> Do this: From the listing below, copy every line with the word "Strasbourg".

-*-

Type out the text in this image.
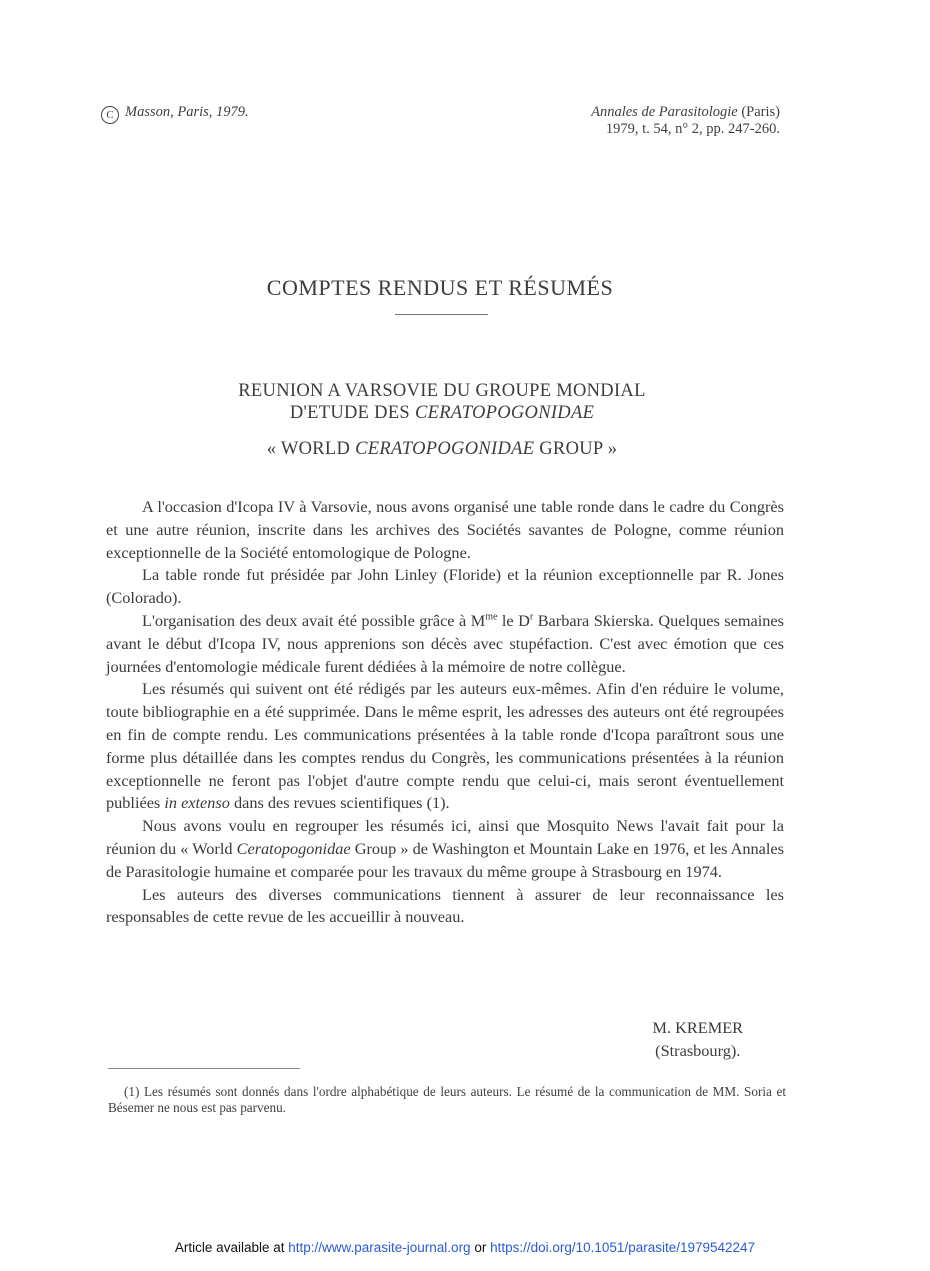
C Masson, Paris, 1979.	Annales de Parasitologie (Paris)
1979, t. 54, n° 2, pp. 247-260.
COMPTES RENDUS ET RÉSUMÉS
REUNION A VARSOVIE DU GROUPE MONDIAL
D'ETUDE DES CERATOPOGONIDAE
« WORLD CERATOPOGONIDAE GROUP »

A l'occasion d'Icopa IV à Varsovie, nous avons organisé une table ronde dans le cadre du Congrès et une autre réunion, inscrite dans les archives des Sociétés savantes de Pologne, comme réunion exceptionnelle de la Société entomologique de Pologne.

La table ronde fut présidée par John Linley (Floride) et la réunion exceptionnelle par R. Jones (Colorado).

L'organisation des deux avait été possible grâce à $M^{me}$ le $D^r$ Barbara Skierska. Quelques semaines avant le début d'Icopa IV, nous apprenions son décès avec stupéfaction. C'est avec émotion que ces journées d'entomologie médicale furent dédiées à la mémoire de notre collègue.

Les résumés qui suivent ont été rédigés par les auteurs eux-mêmes. Afin d'en réduire le volume, toute bibliographie en a été supprimée. Dans le même esprit, les adresses des auteurs ont été regroupées en fin de compte rendu. Les communications présentées à la table ronde d'Icopa paraîtront sous une forme plus détaillée dans les comptes rendus du Congrès, les communications présentées à la réunion exceptionnelle ne feront pas l'objet d'autre compte rendu que celui-ci, mais seront éventuellement publiées in extenso dans des revues scientifiques (1).

Nous avons voulu en regrouper les résumés ici, ainsi que Mosquito News l'avait fait pour la réunion du « World Ceratopogonidae Group » de Washington et Mountain Lake en 1976, et les Annales de Parasitologie humaine et comparée pour les travaux du même groupe à Strasbourg en 1974.

Les auteurs des diverses communications tiennent à assurer de leur reconnaissance les responsables de cette revue de les accueillir à nouveau.

M. KREMER
(Strasbourg).
(1) Les résumés sont donnés dans l'ordre alphabétique de leurs auteurs. Le résumé de la communication de MM. Soria et Bésemer ne nous est pas parvenu.
Article available at http://www.parasite-journal.org or https://doi.org/10.1051/parasite/1979542247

-*-

> Answer to the task:
Nous avons voulu en regrouper les résumés ici, ainsi que Mosquito News l'avait fait pour la réunion du « World Ceratopogonidae Group » de Washington et Mountain Lake en 1976, et les Annales de Parasitologie humaine et comparée pour les travaux du même groupe à Strasbourg en 1974.
(Strasbourg).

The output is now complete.